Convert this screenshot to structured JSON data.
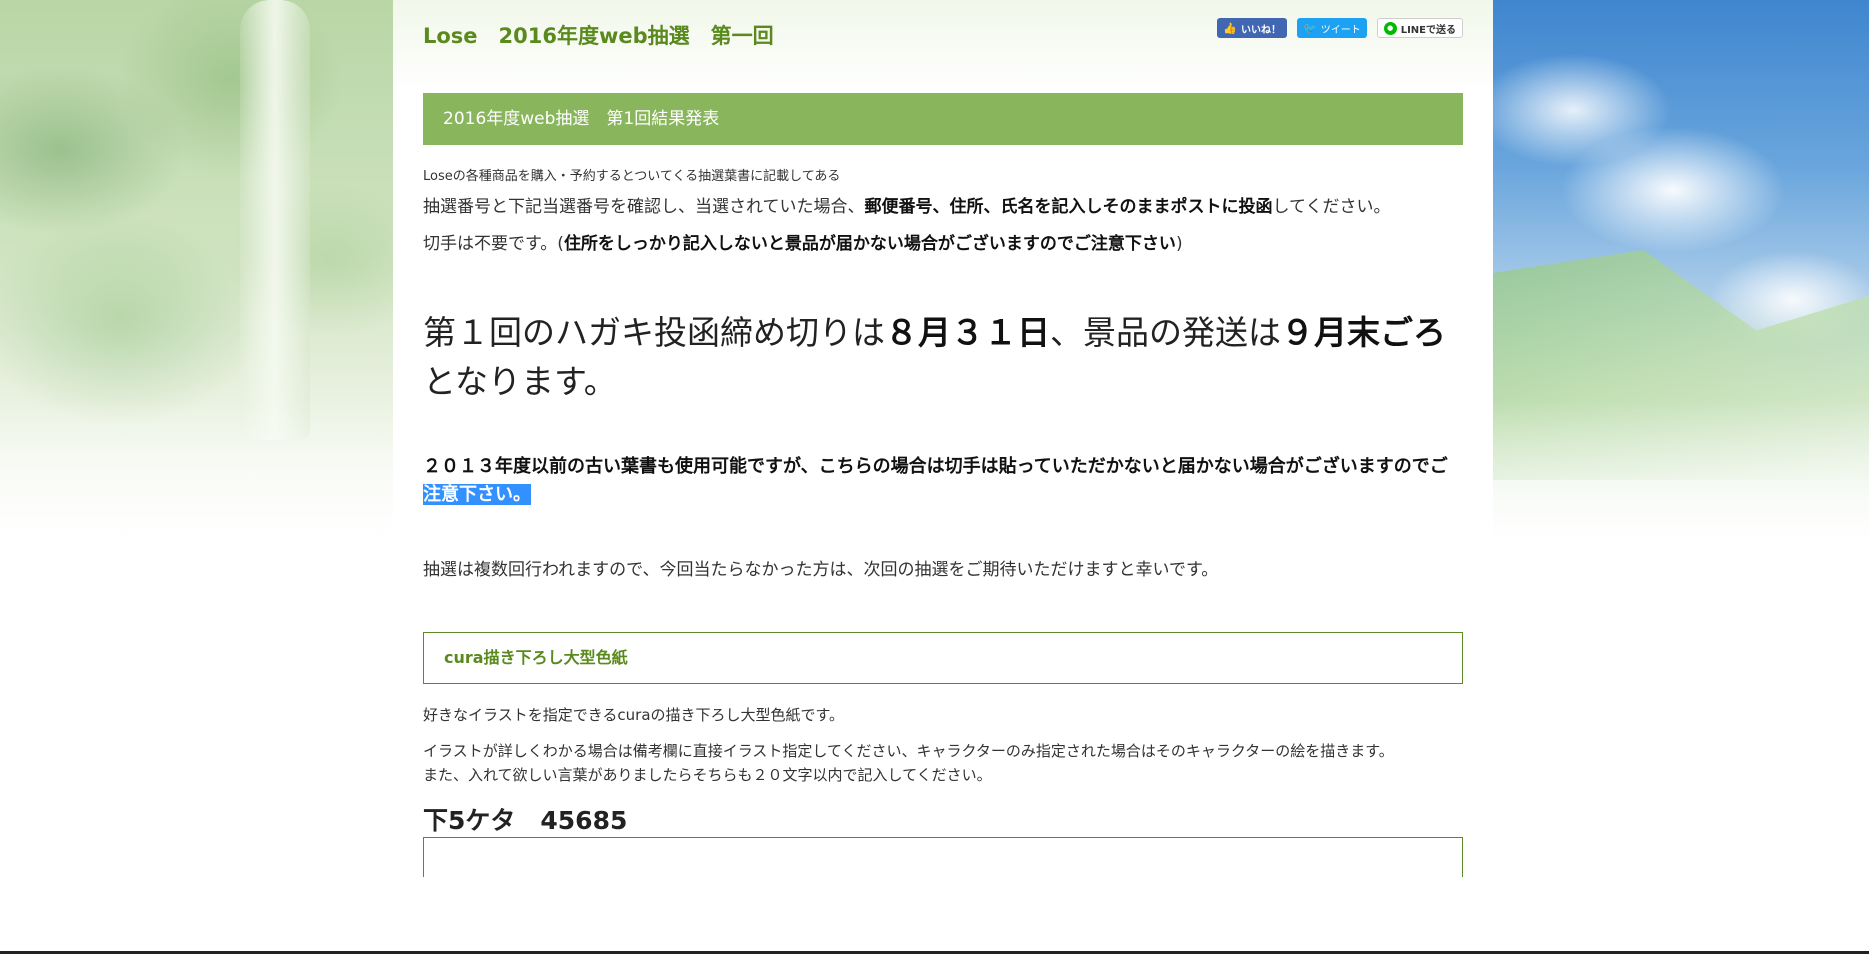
{
  "header": {
    "site_title": "Lose　2016年度web抽選　第一回",
    "social": {
      "facebook_label": "いいね！",
      "twitter_label": "ツイート",
      "line_label": "LINEで送る",
      "facebook_icon": "thumbs-up-icon",
      "twitter_icon": "twitter-bird-icon",
      "line_icon": "line-logo-icon"
    }
  },
  "banner": {
    "title": "2016年度web抽選　第1回結果発表"
  },
  "intro": {
    "small_note": "Loseの各種商品を購入・予約するとついてくる抽選葉書に記載してある",
    "p1_before": "抽選番号と下記当選番号を確認し、当選されていた場合、",
    "p1_bold": "郵便番号、住所、氏名を記入しそのままポストに投函",
    "p1_after": "してください。",
    "p2_before": "切手は不要です。(",
    "p2_bold": "住所をしっかり記入しないと景品が届かない場合がございますのでご注意下さい",
    "p2_after": ")"
  },
  "deadline": {
    "part1": "第１回のハガキ投函締め切りは",
    "date_bold": "８月３１日",
    "part2": "、景品の発送は",
    "ship_bold": "９月末ごろ",
    "part3": "となります。"
  },
  "old_card_notice": {
    "text": "２０１３年度以前の古い葉書も使用可能ですが、こちらの場合は切手は貼っていただかないと届かない場合がございますのでご",
    "highlighted": "注意下さい。"
  },
  "lottery_note": "抽選は複数回行われますので、今回当たらなかった方は、次回の抽選をご期待いただけますと幸いです。",
  "prize": {
    "name": "cura描き下ろし大型色紙",
    "desc1": "好きなイラストを指定できるcuraの描き下ろし大型色紙です。",
    "desc2_line1": "イラストが詳しくわかる場合は備考欄に直接イラスト指定してください、キャラクターのみ指定された場合はそのキャラクターの絵を描きます。",
    "desc2_line2": "また、入れて欲しい言葉がありましたらそちらも２０文字以内で記入してください。",
    "winning_number": "下5ケタ　45685"
  },
  "colors": {
    "accent_green": "#89b55d",
    "title_green": "#5a8a1e",
    "highlight_blue": "#3390ff"
  }
}
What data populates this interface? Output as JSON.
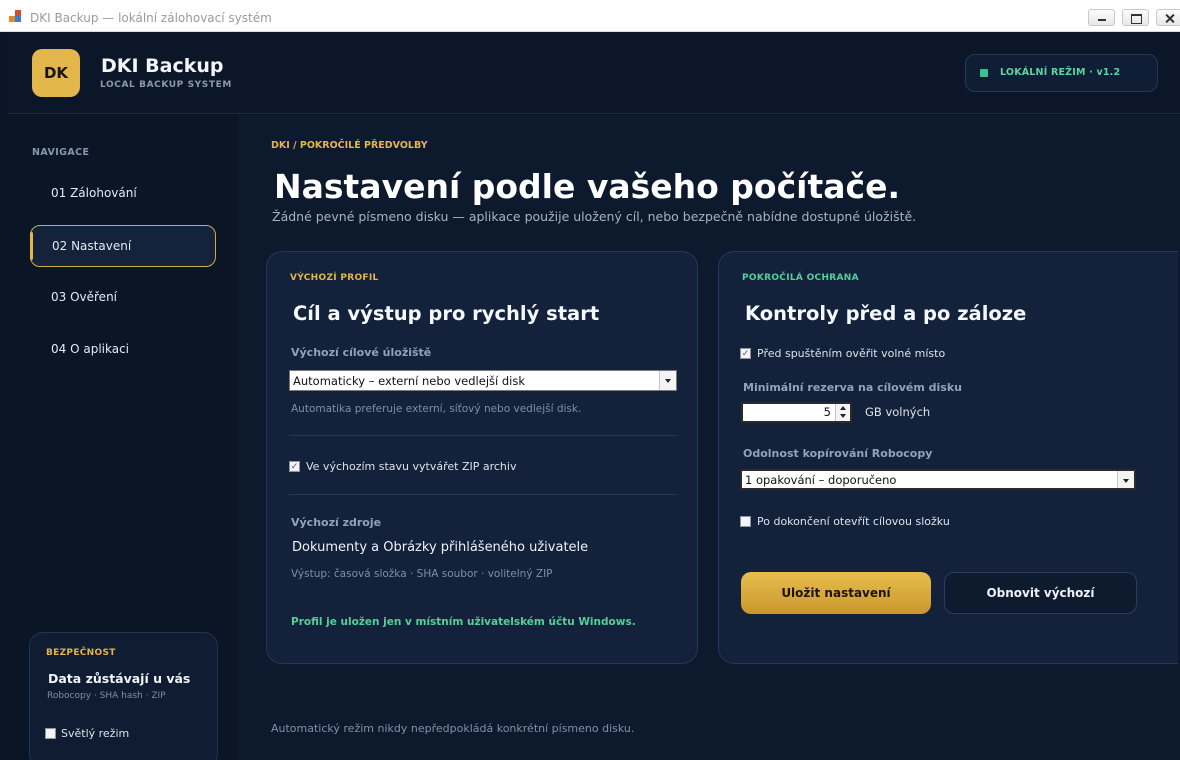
{
  "window": {
    "title": "DKI Backup — lokální zálohovací systém"
  },
  "header": {
    "logo": "DK",
    "brand": "DKI Backup",
    "brand_sub": "LOCAL BACKUP SYSTEM",
    "mode": "LOKÁLNÍ REŽIM · v1.2"
  },
  "sidebar": {
    "heading": "NAVIGACE",
    "items": [
      {
        "label": "01  Zálohování",
        "active": false
      },
      {
        "label": "02  Nastavení",
        "active": true
      },
      {
        "label": "03  Ověření",
        "active": false
      },
      {
        "label": "04  O aplikaci",
        "active": false
      }
    ],
    "security": {
      "kicker": "BEZPEČNOST",
      "title": "Data zůstávají u vás",
      "subtitle": "Robocopy · SHA hash · ZIP",
      "light_mode_label": "Světlý režim",
      "light_mode_checked": false
    }
  },
  "main": {
    "breadcrumb": "DKI / POKROČILÉ PŘEDVOLBY",
    "title": "Nastavení podle vašeho počítače.",
    "subtitle": "Žádné pevné písmeno disku — aplikace použije uložený cíl, nebo bezpečně nabídne dostupné úložiště.",
    "footer": "Automatický režim nikdy nepředpokládá konkrétní písmeno disku."
  },
  "profile_card": {
    "kicker": "VÝCHOZÍ PROFIL",
    "title": "Cíl a výstup pro rychlý start",
    "target_label": "Výchozí cílové úložiště",
    "target_value": "Automaticky – externí nebo vedlejší disk",
    "target_hint": "Automatika preferuje externí, síťový nebo vedlejší disk.",
    "zip_label": "Ve výchozím stavu vytvářet ZIP archiv",
    "zip_checked": true,
    "sources_label": "Výchozí zdroje",
    "sources_value": "Dokumenty a Obrázky přihlášeného uživatele",
    "sources_hint": "Výstup: časová složka · SHA soubor · volitelný ZIP",
    "saved_note": "Profil je uložen jen v místním uživatelském účtu Windows."
  },
  "protection_card": {
    "kicker": "POKROČILÁ OCHRANA",
    "title": "Kontroly před a po záloze",
    "check_space_label": "Před spuštěním ověřit volné místo",
    "check_space_checked": true,
    "reserve_label": "Minimální rezerva na cílovém disku",
    "reserve_value": "5",
    "reserve_unit": "GB volných",
    "robocopy_label": "Odolnost kopírování Robocopy",
    "robocopy_value": "1 opakování – doporučeno",
    "open_folder_label": "Po dokončení otevřít cílovou složku",
    "open_folder_checked": false,
    "save_button": "Uložit nastavení",
    "reset_button": "Obnovit výchozí"
  },
  "colors": {
    "accent_gold": "#e2b64a",
    "accent_green": "#55cf9c",
    "background": "#0b1729",
    "card": "#13223a"
  }
}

***

_TASK GOAL_
State how many lines of the listing above include the word "externí". Give nothing but the number.

_TASK OUTPUT_
2